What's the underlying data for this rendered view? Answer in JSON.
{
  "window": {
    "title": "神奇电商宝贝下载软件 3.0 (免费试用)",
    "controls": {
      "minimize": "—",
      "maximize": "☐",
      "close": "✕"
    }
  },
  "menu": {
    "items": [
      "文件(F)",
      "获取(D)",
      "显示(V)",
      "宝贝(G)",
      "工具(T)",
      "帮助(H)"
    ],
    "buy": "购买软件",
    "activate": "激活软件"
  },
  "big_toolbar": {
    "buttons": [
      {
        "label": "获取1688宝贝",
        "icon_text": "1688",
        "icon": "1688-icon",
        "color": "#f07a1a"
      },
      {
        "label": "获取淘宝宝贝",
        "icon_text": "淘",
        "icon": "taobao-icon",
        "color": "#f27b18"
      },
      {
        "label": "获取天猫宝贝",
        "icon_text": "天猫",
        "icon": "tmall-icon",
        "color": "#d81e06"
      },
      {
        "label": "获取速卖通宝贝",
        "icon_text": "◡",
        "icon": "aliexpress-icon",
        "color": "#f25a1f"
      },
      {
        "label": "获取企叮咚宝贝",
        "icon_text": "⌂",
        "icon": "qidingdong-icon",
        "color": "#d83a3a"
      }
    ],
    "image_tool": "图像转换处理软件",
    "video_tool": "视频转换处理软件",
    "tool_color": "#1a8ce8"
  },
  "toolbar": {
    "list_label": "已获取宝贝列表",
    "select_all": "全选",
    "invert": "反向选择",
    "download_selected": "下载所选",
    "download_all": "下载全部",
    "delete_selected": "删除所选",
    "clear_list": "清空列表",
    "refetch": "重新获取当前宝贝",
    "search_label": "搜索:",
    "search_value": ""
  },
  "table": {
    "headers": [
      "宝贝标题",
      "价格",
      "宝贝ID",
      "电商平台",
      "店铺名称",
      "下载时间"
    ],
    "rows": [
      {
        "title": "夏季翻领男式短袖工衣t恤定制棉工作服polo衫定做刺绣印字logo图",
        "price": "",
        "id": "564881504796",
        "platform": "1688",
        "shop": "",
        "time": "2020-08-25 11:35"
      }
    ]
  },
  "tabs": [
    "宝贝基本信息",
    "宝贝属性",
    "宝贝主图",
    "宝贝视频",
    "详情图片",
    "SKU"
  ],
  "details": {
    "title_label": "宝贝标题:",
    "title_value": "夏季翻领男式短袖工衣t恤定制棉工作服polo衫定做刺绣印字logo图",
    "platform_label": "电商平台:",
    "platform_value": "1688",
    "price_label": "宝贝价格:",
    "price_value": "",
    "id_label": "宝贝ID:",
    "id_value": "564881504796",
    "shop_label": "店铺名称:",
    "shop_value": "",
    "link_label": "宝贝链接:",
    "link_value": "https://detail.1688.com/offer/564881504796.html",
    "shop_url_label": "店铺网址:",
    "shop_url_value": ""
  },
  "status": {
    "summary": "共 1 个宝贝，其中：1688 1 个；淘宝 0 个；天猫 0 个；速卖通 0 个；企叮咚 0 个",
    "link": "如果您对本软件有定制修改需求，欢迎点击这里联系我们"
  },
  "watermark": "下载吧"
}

========

Your task: Without changing a word, restate the whole listing.

Complete output:
What's the underlying data for this rendered view? Answer in JSON.
{
  "window": {
    "title": "神奇电商宝贝下载软件 3.0 (免费试用)",
    "controls": {
      "minimize": "—",
      "maximize": "☐",
      "close": "✕"
    }
  },
  "menu": {
    "items": [
      "文件(F)",
      "获取(D)",
      "显示(V)",
      "宝贝(G)",
      "工具(T)",
      "帮助(H)"
    ],
    "buy": "购买软件",
    "activate": "激活软件"
  },
  "big_toolbar": {
    "buttons": [
      {
        "label": "获取1688宝贝",
        "icon_text": "1688",
        "icon": "1688-icon",
        "color": "#f07a1a"
      },
      {
        "label": "获取淘宝宝贝",
        "icon_text": "淘",
        "icon": "taobao-icon",
        "color": "#f27b18"
      },
      {
        "label": "获取天猫宝贝",
        "icon_text": "天猫",
        "icon": "tmall-icon",
        "color": "#d81e06"
      },
      {
        "label": "获取速卖通宝贝",
        "icon_text": "◡",
        "icon": "aliexpress-icon",
        "color": "#f25a1f"
      },
      {
        "label": "获取企叮咚宝贝",
        "icon_text": "⌂",
        "icon": "qidingdong-icon",
        "color": "#d83a3a"
      }
    ],
    "image_tool": "图像转换处理软件",
    "video_tool": "视频转换处理软件",
    "tool_color": "#1a8ce8"
  },
  "toolbar": {
    "list_label": "已获取宝贝列表",
    "select_all": "全选",
    "invert": "反向选择",
    "download_selected": "下载所选",
    "download_all": "下载全部",
    "delete_selected": "删除所选",
    "clear_list": "清空列表",
    "refetch": "重新获取当前宝贝",
    "search_label": "搜索:",
    "search_value": ""
  },
  "table": {
    "headers": [
      "宝贝标题",
      "价格",
      "宝贝ID",
      "电商平台",
      "店铺名称",
      "下载时间"
    ],
    "rows": [
      {
        "title": "夏季翻领男式短袖工衣t恤定制棉工作服polo衫定做刺绣印字logo图",
        "price": "",
        "id": "564881504796",
        "platform": "1688",
        "shop": "",
        "time": "2020-08-25 11:35"
      }
    ]
  },
  "tabs": [
    "宝贝基本信息",
    "宝贝属性",
    "宝贝主图",
    "宝贝视频",
    "详情图片",
    "SKU"
  ],
  "details": {
    "title_label": "宝贝标题:",
    "title_value": "夏季翻领男式短袖工衣t恤定制棉工作服polo衫定做刺绣印字logo图",
    "platform_label": "电商平台:",
    "platform_value": "1688",
    "price_label": "宝贝价格:",
    "price_value": "",
    "id_label": "宝贝ID:",
    "id_value": "564881504796",
    "shop_label": "店铺名称:",
    "shop_value": "",
    "link_label": "宝贝链接:",
    "link_value": "https://detail.1688.com/offer/564881504796.html",
    "shop_url_label": "店铺网址:",
    "shop_url_value": ""
  },
  "status": {
    "summary": "共 1 个宝贝，其中：1688 1 个；淘宝 0 个；天猫 0 个；速卖通 0 个；企叮咚 0 个",
    "link": "如果您对本软件有定制修改需求，欢迎点击这里联系我们"
  },
  "watermark": "下载吧"
}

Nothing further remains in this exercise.